__SET EXERCISE__: Show all lines holding the string "frac".

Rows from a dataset
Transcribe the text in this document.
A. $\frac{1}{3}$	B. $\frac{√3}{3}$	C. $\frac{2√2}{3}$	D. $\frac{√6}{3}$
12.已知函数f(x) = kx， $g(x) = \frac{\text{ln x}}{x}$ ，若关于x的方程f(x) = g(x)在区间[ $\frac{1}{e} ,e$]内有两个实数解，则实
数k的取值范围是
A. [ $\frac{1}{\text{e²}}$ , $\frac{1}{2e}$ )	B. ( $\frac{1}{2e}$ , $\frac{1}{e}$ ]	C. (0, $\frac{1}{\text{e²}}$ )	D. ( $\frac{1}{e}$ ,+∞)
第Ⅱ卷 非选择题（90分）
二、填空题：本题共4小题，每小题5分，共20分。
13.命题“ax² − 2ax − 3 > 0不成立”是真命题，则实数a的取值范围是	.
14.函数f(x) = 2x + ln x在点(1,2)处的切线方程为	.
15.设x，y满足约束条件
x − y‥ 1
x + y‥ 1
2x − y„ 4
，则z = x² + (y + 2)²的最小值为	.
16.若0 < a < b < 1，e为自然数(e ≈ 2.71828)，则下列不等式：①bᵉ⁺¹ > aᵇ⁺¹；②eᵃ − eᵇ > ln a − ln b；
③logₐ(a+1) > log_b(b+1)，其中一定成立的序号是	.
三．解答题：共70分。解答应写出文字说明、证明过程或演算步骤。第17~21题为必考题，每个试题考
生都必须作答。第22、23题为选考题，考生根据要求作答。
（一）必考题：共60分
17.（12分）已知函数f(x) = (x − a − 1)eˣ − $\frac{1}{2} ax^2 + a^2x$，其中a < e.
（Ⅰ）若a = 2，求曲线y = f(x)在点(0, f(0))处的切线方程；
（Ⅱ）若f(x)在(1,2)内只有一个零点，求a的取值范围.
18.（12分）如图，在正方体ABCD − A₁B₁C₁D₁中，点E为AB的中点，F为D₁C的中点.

__FINAL RESULT__:
A. $\frac{1}{3}$	B. $\frac{√3}{3}$	C. $\frac{2√2}{3}$	D. $\frac{√6}{3}$
12.已知函数f(x) = kx， $g(x) = \frac{\text{ln x}}{x}$ ，若关于x的方程f(x) = g(x)在区间[ $\frac{1}{e} ,e$]内有两个实数解，则实
A. [ $\frac{1}{\text{e²}}$ , $\frac{1}{2e}$ )	B. ( $\frac{1}{2e}$ , $\frac{1}{e}$ ]	C. (0, $\frac{1}{\text{e²}}$ )	D. ( $\frac{1}{e}$ ,+∞)
17.（12分）已知函数f(x) = (x − a − 1)eˣ − $\frac{1}{2} ax^2 + a^2x$，其中a < e.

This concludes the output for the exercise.